**WORKING DATA**
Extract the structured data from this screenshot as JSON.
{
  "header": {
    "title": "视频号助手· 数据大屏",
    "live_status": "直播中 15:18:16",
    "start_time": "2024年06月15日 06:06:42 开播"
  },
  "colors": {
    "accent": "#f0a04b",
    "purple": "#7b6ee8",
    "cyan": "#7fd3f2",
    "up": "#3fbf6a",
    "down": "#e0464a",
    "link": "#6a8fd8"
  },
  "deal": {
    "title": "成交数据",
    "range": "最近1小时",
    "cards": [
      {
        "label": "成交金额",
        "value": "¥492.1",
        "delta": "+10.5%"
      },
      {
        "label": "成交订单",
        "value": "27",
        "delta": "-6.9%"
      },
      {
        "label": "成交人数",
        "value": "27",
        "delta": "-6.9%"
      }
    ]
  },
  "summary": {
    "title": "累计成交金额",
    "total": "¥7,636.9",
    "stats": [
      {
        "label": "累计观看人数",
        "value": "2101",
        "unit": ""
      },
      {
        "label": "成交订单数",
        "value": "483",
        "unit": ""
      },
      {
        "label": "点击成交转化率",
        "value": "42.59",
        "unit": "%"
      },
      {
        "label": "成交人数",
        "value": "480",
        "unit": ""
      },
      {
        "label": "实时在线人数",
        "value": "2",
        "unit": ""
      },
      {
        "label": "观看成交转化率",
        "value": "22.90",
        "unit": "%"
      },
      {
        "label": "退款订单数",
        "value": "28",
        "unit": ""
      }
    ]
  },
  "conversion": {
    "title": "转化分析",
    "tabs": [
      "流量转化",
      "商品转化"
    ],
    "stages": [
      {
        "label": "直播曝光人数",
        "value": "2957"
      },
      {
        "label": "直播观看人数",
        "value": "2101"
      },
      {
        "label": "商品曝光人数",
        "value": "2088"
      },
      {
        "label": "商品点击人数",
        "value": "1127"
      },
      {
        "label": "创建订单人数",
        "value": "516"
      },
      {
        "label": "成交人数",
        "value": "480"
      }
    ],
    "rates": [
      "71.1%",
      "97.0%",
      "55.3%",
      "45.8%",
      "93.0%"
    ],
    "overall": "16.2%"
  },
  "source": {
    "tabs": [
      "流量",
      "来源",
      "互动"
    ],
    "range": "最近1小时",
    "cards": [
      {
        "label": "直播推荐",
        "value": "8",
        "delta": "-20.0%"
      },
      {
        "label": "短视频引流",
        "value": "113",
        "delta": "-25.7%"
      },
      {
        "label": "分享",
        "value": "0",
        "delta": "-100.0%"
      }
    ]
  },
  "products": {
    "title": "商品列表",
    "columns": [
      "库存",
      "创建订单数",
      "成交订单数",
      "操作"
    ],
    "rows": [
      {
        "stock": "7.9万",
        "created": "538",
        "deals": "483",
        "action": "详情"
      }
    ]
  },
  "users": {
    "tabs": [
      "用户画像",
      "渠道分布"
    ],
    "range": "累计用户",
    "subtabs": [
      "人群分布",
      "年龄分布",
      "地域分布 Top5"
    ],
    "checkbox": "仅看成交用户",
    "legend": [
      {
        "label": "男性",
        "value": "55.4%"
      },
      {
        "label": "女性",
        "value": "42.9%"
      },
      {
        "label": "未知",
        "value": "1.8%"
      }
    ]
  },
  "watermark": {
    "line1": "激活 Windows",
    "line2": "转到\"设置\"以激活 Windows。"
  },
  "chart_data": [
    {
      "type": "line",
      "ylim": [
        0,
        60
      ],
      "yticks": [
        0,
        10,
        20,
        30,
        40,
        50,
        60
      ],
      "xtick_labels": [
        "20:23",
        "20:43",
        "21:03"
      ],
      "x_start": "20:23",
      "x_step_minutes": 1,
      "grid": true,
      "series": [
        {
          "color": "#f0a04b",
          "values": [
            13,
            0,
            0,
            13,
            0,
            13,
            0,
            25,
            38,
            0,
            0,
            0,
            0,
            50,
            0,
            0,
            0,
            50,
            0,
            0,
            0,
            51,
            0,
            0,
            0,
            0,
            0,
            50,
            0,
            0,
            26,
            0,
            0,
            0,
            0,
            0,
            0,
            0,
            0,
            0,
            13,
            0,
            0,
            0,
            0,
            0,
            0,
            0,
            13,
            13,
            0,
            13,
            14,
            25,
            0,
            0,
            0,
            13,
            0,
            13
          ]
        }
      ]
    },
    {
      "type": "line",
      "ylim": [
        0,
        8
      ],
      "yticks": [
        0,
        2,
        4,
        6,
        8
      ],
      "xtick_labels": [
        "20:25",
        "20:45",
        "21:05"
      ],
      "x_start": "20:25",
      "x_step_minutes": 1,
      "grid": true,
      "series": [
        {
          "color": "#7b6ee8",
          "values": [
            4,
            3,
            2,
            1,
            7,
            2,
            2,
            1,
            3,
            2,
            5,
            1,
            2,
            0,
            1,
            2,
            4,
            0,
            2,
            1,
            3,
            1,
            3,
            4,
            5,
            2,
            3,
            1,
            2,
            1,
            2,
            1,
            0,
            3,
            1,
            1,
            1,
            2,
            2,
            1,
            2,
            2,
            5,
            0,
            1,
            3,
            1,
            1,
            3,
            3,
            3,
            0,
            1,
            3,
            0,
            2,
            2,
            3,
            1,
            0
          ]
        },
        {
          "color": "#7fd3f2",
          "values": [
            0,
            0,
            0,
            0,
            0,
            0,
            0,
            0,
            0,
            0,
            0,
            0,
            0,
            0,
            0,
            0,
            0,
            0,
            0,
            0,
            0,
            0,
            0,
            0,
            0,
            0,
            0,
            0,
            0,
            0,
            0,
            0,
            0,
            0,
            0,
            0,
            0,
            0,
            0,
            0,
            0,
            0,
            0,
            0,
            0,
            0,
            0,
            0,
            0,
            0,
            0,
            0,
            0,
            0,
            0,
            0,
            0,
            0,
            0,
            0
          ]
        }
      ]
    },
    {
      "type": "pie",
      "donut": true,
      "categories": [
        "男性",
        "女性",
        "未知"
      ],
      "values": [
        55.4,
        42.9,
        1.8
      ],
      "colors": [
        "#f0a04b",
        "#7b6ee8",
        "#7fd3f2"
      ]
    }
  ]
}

**WHAT NEEDS TO BE DONE**
Every entry in the listing must be retyped exactly.

**THE ANSWER**
Extract the structured data from this screenshot as JSON.
{
  "header": {
    "title": "视频号助手· 数据大屏",
    "live_status": "直播中 15:18:16",
    "start_time": "2024年06月15日 06:06:42 开播"
  },
  "colors": {
    "accent": "#f0a04b",
    "purple": "#7b6ee8",
    "cyan": "#7fd3f2",
    "up": "#3fbf6a",
    "down": "#e0464a",
    "link": "#6a8fd8"
  },
  "deal": {
    "title": "成交数据",
    "range": "最近1小时",
    "cards": [
      {
        "label": "成交金额",
        "value": "¥492.1",
        "delta": "+10.5%"
      },
      {
        "label": "成交订单",
        "value": "27",
        "delta": "-6.9%"
      },
      {
        "label": "成交人数",
        "value": "27",
        "delta": "-6.9%"
      }
    ]
  },
  "summary": {
    "title": "累计成交金额",
    "total": "¥7,636.9",
    "stats": [
      {
        "label": "累计观看人数",
        "value": "2101",
        "unit": ""
      },
      {
        "label": "成交订单数",
        "value": "483",
        "unit": ""
      },
      {
        "label": "点击成交转化率",
        "value": "42.59",
        "unit": "%"
      },
      {
        "label": "成交人数",
        "value": "480",
        "unit": ""
      },
      {
        "label": "实时在线人数",
        "value": "2",
        "unit": ""
      },
      {
        "label": "观看成交转化率",
        "value": "22.90",
        "unit": "%"
      },
      {
        "label": "退款订单数",
        "value": "28",
        "unit": ""
      }
    ]
  },
  "conversion": {
    "title": "转化分析",
    "tabs": [
      "流量转化",
      "商品转化"
    ],
    "stages": [
      {
        "label": "直播曝光人数",
        "value": "2957"
      },
      {
        "label": "直播观看人数",
        "value": "2101"
      },
      {
        "label": "商品曝光人数",
        "value": "2088"
      },
      {
        "label": "商品点击人数",
        "value": "1127"
      },
      {
        "label": "创建订单人数",
        "value": "516"
      },
      {
        "label": "成交人数",
        "value": "480"
      }
    ],
    "rates": [
      "71.1%",
      "97.0%",
      "55.3%",
      "45.8%",
      "93.0%"
    ],
    "overall": "16.2%"
  },
  "source": {
    "tabs": [
      "流量",
      "来源",
      "互动"
    ],
    "range": "最近1小时",
    "cards": [
      {
        "label": "直播推荐",
        "value": "8",
        "delta": "-20.0%"
      },
      {
        "label": "短视频引流",
        "value": "113",
        "delta": "-25.7%"
      },
      {
        "label": "分享",
        "value": "0",
        "delta": "-100.0%"
      }
    ]
  },
  "products": {
    "title": "商品列表",
    "columns": [
      "库存",
      "创建订单数",
      "成交订单数",
      "操作"
    ],
    "rows": [
      {
        "stock": "7.9万",
        "created": "538",
        "deals": "483",
        "action": "详情"
      }
    ]
  },
  "users": {
    "tabs": [
      "用户画像",
      "渠道分布"
    ],
    "range": "累计用户",
    "subtabs": [
      "人群分布",
      "年龄分布",
      "地域分布 Top5"
    ],
    "checkbox": "仅看成交用户",
    "legend": [
      {
        "label": "男性",
        "value": "55.4%"
      },
      {
        "label": "女性",
        "value": "42.9%"
      },
      {
        "label": "未知",
        "value": "1.8%"
      }
    ]
  },
  "watermark": {
    "line1": "激活 Windows",
    "line2": "转到\"设置\"以激活 Windows。"
  },
  "chart_data": [
    {
      "type": "line",
      "ylim": [
        0,
        60
      ],
      "yticks": [
        0,
        10,
        20,
        30,
        40,
        50,
        60
      ],
      "xtick_labels": [
        "20:23",
        "20:43",
        "21:03"
      ],
      "x_start": "20:23",
      "x_step_minutes": 1,
      "grid": true,
      "series": [
        {
          "color": "#f0a04b",
          "values": [
            13,
            0,
            0,
            13,
            0,
            13,
            0,
            25,
            38,
            0,
            0,
            0,
            0,
            50,
            0,
            0,
            0,
            50,
            0,
            0,
            0,
            51,
            0,
            0,
            0,
            0,
            0,
            50,
            0,
            0,
            26,
            0,
            0,
            0,
            0,
            0,
            0,
            0,
            0,
            0,
            13,
            0,
            0,
            0,
            0,
            0,
            0,
            0,
            13,
            13,
            0,
            13,
            14,
            25,
            0,
            0,
            0,
            13,
            0,
            13
          ]
        }
      ]
    },
    {
      "type": "line",
      "ylim": [
        0,
        8
      ],
      "yticks": [
        0,
        2,
        4,
        6,
        8
      ],
      "xtick_labels": [
        "20:25",
        "20:45",
        "21:05"
      ],
      "x_start": "20:25",
      "x_step_minutes": 1,
      "grid": true,
      "series": [
        {
          "color": "#7b6ee8",
          "values": [
            4,
            3,
            2,
            1,
            7,
            2,
            2,
            1,
            3,
            2,
            5,
            1,
            2,
            0,
            1,
            2,
            4,
            0,
            2,
            1,
            3,
            1,
            3,
            4,
            5,
            2,
            3,
            1,
            2,
            1,
            2,
            1,
            0,
            3,
            1,
            1,
            1,
            2,
            2,
            1,
            2,
            2,
            5,
            0,
            1,
            3,
            1,
            1,
            3,
            3,
            3,
            0,
            1,
            3,
            0,
            2,
            2,
            3,
            1,
            0
          ]
        },
        {
          "color": "#7fd3f2",
          "values": [
            0,
            0,
            0,
            0,
            0,
            0,
            0,
            0,
            0,
            0,
            0,
            0,
            0,
            0,
            0,
            0,
            0,
            0,
            0,
            0,
            0,
            0,
            0,
            0,
            0,
            0,
            0,
            0,
            0,
            0,
            0,
            0,
            0,
            0,
            0,
            0,
            0,
            0,
            0,
            0,
            0,
            0,
            0,
            0,
            0,
            0,
            0,
            0,
            0,
            0,
            0,
            0,
            0,
            0,
            0,
            0,
            0,
            0,
            0,
            0
          ]
        }
      ]
    },
    {
      "type": "pie",
      "donut": true,
      "categories": [
        "男性",
        "女性",
        "未知"
      ],
      "values": [
        55.4,
        42.9,
        1.8
      ],
      "colors": [
        "#f0a04b",
        "#7b6ee8",
        "#7fd3f2"
      ]
    }
  ]
}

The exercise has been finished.